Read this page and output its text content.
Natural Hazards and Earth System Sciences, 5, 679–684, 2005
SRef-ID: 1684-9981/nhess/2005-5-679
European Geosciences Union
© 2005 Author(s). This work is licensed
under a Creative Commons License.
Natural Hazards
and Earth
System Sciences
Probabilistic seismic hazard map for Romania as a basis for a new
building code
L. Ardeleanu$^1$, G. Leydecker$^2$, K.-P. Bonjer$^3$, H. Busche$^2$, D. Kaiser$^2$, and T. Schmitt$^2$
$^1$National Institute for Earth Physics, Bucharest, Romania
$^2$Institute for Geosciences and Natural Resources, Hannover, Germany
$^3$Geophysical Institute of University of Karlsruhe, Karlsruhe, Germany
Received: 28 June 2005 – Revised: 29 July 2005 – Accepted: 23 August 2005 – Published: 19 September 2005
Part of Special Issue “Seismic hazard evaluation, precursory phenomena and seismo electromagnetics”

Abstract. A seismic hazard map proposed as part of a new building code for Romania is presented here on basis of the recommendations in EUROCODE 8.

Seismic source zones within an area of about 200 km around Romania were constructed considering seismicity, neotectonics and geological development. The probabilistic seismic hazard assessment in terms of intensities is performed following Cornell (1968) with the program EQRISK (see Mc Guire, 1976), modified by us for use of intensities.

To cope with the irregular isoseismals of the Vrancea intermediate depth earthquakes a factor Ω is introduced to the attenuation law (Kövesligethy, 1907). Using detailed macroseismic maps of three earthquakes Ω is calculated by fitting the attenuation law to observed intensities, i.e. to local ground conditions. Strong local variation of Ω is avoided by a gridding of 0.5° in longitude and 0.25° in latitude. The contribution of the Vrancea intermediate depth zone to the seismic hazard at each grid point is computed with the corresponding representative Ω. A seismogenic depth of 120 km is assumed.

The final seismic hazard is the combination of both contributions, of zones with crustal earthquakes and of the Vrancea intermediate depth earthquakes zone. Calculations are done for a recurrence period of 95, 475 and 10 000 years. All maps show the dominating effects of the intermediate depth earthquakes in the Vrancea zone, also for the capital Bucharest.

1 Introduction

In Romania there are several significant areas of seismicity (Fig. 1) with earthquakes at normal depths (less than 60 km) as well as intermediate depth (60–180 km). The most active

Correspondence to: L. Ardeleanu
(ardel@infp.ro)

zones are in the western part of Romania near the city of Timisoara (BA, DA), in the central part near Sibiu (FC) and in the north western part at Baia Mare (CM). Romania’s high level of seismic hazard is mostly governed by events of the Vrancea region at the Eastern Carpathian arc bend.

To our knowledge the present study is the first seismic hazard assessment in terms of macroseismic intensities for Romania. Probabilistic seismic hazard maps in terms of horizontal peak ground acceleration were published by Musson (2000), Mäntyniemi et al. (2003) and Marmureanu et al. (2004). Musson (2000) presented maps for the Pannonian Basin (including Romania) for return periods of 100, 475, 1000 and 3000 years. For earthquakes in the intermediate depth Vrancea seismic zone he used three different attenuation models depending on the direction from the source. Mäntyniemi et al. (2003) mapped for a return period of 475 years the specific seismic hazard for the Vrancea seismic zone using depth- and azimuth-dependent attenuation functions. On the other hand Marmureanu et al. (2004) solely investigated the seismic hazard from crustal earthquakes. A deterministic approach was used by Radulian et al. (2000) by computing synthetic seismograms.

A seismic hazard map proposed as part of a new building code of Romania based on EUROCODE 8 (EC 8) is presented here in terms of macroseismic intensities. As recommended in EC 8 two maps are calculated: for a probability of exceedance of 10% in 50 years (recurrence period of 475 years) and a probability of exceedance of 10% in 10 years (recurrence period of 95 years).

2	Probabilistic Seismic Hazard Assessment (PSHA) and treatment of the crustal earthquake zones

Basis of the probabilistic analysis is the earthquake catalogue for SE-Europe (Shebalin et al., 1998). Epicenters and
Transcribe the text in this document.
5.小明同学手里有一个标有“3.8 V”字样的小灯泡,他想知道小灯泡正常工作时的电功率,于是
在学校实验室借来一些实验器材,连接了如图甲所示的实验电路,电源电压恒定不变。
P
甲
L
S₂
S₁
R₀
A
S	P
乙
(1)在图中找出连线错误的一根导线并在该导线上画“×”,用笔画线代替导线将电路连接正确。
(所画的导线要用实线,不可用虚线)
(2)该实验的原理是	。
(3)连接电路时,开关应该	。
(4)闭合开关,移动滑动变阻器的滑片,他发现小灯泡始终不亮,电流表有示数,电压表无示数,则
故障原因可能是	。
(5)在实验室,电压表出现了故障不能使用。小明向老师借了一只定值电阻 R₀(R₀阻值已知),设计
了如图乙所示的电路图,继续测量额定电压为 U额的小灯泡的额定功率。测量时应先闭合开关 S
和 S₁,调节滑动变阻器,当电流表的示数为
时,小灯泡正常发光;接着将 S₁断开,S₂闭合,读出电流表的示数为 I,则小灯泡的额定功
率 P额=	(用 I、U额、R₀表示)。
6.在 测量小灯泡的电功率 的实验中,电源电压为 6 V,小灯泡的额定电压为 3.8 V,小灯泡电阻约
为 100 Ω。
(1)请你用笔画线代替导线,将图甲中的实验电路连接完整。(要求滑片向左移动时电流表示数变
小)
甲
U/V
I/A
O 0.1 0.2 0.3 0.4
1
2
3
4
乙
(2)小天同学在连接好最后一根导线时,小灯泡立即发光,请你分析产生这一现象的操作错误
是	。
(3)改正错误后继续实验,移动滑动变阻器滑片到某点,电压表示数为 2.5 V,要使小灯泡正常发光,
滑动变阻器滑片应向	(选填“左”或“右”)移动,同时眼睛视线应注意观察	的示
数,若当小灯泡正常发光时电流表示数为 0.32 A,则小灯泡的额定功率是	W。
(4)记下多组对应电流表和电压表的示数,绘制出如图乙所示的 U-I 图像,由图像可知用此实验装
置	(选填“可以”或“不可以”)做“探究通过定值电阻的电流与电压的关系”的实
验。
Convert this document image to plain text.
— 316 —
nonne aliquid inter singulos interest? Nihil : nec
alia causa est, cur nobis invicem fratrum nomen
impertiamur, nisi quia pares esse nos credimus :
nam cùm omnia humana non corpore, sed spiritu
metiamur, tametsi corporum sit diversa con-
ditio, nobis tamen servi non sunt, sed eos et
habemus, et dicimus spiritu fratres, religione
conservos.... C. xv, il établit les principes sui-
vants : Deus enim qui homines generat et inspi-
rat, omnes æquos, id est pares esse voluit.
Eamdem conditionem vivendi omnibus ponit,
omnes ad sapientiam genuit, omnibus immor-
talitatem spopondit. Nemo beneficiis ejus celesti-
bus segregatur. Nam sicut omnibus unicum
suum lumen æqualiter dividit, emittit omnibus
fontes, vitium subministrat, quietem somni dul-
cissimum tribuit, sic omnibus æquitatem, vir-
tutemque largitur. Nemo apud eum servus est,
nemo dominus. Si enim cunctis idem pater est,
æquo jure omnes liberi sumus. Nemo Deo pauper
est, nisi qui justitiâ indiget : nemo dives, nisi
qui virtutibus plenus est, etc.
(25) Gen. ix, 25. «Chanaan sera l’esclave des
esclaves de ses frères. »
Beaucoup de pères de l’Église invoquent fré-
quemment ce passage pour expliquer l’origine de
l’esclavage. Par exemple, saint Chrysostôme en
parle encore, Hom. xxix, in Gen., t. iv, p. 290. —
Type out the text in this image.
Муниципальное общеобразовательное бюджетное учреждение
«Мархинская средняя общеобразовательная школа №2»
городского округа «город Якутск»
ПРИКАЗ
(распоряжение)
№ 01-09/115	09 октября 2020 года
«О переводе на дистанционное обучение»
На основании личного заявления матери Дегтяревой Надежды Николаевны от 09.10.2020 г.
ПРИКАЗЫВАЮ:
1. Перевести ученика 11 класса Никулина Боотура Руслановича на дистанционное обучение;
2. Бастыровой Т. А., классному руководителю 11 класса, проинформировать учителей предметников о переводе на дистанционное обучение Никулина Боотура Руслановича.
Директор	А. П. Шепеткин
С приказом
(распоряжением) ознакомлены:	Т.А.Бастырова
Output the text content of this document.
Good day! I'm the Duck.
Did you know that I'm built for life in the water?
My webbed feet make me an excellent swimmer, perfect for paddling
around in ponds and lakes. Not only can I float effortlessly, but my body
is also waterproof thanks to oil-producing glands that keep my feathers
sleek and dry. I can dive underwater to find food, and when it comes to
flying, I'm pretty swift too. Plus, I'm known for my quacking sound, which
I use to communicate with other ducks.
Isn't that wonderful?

⁂

## Goal of the exercise:
Which lines above hold the word "EUROCODE"? Copy each of them.

## Output:
Abstract. A seismic hazard map proposed as part of a new building code for Romania is presented here on basis of the recommendations in EUROCODE 8.
A seismic hazard map proposed as part of a new building code of Romania based on EUROCODE 8 (EC 8) is presented here in terms of macroseismic intensities. As recommended in EC 8 two maps are calculated: for a probability of exceedance of 10% in 50 years (recurrence period of 475 years) and a probability of exceedance of 10% in 10 years (recurrence period of 95 years).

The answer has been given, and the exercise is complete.